- _Tasks to carry out_:
1. Copy the passage on carbon nanotube toxicity to bacteria word for word, from "Chad Vecitis, now" to "with the nanotubes.".
2. Continue the passage on carbon nanotube toxicity to bacteria from the point where it stops.

Single-walled carbon nanotubes (SWNTs) are toxic to bacteria because the nanostructures disturb bacterial cell membranes causing the cell content to leak out. The nanotubes may also oxidize the cells, which results in cell death. However, scientists are still debating why SWNTs are so harmful to these microbes.

Chad Vecitis, now at Harvard University, and colleagues have shown that metallic tubes are more toxic to bacteria than semiconducting ones. The researchers came to their conclusions by using a two-dye staining method: one of the dyes only stains the DNA of cells with perturbed membranes and the other dye stains the DNA of all cells. They incubated a culture of E. coli bacteria with the SWNTs and then stained it to evaluate how many cells were still alive.

These results were backed up with scanning electron microscopy images of the bacteria in contact with the nanotubes.

Vecitis' team says that the metallic SWNTs kill more bacteria than the semiconducting ones because they interact more with biomolecules. The researchers show that the metallic tubes oxidize glutathione – an important intracellular thiol – to a greater extent than semiconducting tubes do. This oxidative stress is likely responsible for the greater cellular toxicity of the metallic tubes, says Vecitis.

- _Raw data_:
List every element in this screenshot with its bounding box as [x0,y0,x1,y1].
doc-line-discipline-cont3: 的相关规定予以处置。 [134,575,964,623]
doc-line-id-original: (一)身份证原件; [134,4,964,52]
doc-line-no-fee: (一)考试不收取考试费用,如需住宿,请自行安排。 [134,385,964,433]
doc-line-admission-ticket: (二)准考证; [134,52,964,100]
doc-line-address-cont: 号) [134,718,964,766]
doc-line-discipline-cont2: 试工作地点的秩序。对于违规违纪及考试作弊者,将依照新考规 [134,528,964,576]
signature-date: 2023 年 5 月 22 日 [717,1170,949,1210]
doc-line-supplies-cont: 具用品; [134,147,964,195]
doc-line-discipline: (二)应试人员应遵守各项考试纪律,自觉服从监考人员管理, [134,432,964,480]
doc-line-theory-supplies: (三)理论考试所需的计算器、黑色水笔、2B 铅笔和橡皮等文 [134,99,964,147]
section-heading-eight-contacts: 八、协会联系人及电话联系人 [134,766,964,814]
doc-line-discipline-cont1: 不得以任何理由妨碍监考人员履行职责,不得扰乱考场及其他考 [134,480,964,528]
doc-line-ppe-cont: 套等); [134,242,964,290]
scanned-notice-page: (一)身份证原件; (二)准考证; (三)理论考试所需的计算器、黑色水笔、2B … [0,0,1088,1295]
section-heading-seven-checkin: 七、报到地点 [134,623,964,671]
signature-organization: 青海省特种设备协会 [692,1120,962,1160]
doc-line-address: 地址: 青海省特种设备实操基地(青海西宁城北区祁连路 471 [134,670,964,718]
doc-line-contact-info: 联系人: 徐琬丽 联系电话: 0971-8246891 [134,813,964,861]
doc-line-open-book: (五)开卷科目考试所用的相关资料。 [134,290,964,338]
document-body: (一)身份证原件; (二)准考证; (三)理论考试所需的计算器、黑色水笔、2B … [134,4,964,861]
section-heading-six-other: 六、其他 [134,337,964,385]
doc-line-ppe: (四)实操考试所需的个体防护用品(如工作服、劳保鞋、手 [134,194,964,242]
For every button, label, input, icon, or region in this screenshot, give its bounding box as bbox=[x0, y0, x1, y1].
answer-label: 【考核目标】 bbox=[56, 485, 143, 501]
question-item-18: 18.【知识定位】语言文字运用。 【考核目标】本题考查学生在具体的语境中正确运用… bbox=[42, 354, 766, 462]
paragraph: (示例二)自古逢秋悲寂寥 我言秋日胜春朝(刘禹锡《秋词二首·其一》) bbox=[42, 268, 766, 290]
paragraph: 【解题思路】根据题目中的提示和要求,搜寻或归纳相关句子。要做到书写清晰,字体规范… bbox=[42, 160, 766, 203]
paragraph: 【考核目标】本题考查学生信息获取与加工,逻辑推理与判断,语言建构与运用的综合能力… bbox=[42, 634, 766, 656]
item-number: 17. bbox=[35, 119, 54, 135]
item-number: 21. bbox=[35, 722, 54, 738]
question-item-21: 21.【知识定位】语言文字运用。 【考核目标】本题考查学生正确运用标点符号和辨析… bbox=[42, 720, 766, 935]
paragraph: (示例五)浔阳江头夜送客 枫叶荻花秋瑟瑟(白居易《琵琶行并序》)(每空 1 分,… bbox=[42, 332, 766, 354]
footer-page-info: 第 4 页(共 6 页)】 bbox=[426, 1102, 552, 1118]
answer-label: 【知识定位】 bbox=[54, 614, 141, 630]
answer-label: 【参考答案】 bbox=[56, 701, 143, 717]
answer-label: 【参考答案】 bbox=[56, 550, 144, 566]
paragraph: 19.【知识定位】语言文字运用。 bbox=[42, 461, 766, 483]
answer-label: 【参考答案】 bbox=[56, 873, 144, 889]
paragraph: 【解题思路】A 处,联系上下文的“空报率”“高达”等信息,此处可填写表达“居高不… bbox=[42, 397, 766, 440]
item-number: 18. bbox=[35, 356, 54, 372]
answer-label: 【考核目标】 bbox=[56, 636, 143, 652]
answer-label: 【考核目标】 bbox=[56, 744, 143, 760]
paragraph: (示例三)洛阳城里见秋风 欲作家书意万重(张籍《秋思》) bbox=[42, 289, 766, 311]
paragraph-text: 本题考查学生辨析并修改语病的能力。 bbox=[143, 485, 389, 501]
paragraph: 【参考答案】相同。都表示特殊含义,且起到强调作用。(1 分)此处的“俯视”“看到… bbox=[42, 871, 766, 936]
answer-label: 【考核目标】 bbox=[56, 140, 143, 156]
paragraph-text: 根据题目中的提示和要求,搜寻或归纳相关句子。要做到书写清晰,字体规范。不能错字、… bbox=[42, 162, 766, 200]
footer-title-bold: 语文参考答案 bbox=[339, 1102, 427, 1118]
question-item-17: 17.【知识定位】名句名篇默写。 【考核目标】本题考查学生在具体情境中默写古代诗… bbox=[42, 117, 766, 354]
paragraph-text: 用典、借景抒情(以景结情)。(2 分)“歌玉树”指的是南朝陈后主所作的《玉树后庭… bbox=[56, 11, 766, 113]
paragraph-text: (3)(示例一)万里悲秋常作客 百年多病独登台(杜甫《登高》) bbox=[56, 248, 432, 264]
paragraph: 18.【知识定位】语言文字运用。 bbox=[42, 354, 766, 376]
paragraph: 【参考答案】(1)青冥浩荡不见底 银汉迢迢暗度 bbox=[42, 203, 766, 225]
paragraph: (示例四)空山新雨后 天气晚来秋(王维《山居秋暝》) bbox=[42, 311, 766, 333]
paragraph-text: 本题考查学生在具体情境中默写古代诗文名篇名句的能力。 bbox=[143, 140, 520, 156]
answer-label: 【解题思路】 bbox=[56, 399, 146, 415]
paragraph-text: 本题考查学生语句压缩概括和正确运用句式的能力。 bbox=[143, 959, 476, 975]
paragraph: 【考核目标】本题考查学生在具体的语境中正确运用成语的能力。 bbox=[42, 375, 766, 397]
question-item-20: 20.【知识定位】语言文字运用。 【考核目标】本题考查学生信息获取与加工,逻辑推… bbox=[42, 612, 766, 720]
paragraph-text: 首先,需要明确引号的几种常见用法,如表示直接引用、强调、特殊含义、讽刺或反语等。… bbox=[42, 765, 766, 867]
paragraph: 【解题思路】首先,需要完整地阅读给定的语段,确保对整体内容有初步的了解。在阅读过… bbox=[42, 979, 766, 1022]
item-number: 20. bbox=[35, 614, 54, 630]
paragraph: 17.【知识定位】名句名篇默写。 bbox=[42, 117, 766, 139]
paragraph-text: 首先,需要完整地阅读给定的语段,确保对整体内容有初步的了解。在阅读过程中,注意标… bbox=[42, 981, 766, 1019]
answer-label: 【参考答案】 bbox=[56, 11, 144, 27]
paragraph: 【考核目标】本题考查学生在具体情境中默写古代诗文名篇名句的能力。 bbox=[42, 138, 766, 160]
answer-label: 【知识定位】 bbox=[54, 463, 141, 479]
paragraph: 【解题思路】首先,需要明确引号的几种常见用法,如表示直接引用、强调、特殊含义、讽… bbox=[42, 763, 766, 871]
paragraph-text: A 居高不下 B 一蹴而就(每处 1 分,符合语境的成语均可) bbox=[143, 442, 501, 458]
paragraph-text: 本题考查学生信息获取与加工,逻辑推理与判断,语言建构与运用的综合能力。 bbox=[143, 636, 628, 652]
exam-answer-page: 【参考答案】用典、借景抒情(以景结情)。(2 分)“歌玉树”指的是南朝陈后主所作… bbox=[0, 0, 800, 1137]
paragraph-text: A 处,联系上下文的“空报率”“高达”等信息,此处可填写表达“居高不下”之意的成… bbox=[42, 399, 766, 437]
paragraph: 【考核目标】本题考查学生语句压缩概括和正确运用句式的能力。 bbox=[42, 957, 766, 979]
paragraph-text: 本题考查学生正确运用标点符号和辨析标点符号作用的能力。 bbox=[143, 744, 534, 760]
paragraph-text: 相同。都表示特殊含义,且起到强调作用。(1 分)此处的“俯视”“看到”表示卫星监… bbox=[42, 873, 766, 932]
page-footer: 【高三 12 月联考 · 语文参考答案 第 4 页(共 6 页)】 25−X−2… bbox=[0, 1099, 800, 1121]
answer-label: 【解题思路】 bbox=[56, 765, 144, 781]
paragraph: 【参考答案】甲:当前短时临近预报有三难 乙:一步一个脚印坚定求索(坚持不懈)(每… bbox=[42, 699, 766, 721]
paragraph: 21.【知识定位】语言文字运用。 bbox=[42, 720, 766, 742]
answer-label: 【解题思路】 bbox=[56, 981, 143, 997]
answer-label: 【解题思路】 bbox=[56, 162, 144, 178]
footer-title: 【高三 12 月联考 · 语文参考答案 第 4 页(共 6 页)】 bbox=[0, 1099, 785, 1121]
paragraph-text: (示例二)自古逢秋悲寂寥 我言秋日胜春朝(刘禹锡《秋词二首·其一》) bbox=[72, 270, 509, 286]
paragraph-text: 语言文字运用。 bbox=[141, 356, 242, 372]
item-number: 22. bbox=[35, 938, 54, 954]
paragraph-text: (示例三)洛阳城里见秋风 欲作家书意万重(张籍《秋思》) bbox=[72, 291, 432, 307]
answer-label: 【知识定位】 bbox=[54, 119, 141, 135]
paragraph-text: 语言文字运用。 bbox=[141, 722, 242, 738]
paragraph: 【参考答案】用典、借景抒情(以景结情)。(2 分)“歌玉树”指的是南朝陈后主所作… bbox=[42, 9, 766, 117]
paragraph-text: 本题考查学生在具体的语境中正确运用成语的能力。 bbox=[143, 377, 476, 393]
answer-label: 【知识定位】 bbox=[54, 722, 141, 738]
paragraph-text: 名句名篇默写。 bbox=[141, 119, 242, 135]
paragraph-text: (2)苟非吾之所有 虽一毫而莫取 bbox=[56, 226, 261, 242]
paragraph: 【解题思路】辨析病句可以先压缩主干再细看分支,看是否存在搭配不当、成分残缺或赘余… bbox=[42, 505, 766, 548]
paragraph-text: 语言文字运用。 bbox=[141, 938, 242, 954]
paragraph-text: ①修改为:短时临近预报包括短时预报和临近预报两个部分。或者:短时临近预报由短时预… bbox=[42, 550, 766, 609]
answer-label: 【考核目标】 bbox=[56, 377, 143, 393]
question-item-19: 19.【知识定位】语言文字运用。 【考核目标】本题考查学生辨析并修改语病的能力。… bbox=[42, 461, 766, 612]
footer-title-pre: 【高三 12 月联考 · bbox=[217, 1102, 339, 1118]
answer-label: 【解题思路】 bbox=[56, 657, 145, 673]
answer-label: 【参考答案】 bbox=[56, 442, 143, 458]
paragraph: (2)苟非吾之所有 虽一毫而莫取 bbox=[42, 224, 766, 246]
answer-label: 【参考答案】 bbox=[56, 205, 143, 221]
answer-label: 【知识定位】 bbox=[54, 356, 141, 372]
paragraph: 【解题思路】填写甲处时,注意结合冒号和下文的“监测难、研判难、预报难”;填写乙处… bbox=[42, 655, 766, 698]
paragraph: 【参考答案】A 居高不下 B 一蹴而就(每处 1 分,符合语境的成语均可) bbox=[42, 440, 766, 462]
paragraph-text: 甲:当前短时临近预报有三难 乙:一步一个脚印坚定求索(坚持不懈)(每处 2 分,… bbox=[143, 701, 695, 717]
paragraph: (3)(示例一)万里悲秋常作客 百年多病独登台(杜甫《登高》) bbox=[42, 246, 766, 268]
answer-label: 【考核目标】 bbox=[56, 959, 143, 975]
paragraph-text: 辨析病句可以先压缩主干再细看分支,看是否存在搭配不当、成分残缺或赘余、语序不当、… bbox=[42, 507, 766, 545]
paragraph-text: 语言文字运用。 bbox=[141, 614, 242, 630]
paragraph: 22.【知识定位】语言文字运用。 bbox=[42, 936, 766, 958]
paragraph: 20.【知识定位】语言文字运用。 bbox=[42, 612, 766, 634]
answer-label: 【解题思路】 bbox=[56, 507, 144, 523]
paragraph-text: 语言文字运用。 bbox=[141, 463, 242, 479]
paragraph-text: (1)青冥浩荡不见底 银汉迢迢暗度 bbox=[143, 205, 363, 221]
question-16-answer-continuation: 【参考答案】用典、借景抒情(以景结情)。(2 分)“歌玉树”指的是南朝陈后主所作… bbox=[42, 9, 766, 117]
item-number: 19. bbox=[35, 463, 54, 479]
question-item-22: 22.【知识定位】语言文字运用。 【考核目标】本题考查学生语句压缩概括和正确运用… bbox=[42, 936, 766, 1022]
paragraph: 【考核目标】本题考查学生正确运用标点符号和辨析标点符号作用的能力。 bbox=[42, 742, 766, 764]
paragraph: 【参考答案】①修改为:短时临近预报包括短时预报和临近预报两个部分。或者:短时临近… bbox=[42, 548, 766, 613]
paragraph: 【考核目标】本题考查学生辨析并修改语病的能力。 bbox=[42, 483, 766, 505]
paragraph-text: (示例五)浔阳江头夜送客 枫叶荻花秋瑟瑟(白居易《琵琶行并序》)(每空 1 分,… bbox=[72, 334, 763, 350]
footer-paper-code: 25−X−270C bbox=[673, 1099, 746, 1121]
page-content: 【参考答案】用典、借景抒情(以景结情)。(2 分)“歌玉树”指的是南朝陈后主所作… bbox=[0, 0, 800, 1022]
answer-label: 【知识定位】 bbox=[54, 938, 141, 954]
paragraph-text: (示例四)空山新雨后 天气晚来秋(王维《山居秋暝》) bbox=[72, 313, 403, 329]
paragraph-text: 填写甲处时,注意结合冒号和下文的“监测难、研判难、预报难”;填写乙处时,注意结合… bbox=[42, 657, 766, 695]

- _Answers provided_:
1.
Chad Vecitis, now at Harvard University, and colleagues have shown that metallic tubes are more toxic to bacteria than semiconducting ones. The researchers came to their conclusions by using a two-dye staining method: one of the dyes only stains the DNA of cells with perturbed membranes and the other dye stains the DNA of all cells. They incubated a culture of E. coli bacteria with the SWNTs and then stained it to evaluate how many cells were still alive.

These results were backed up with scanning electron microscopy images of the bacteria in contact with the nanotubes.

2.
"Our work shows that the electronic structure of carbon nanotubes must be taken into account when assessing cytotoxicity," he told nanotechweb.org. "This was a topic not addressed in previous studies."

Metallic nanotubes could be used to make antimicrobial coatings for hospitals. The coatings would sterilize surfaces, and so help reduce nosocomial infections among patients. The coatings might also be used to make membranes that reduce biofouling in other environments.

On the downside, SWNT pollution could have detrimental effects on aquatic ecosystems because of their toxicity and more work needs to be done on assessing such risks. "We only evaluated a single bacterial species, E. coli, and so we should determine whether the effects we observed are general or just specific to this microbe."

The work was reported in ACS Nano.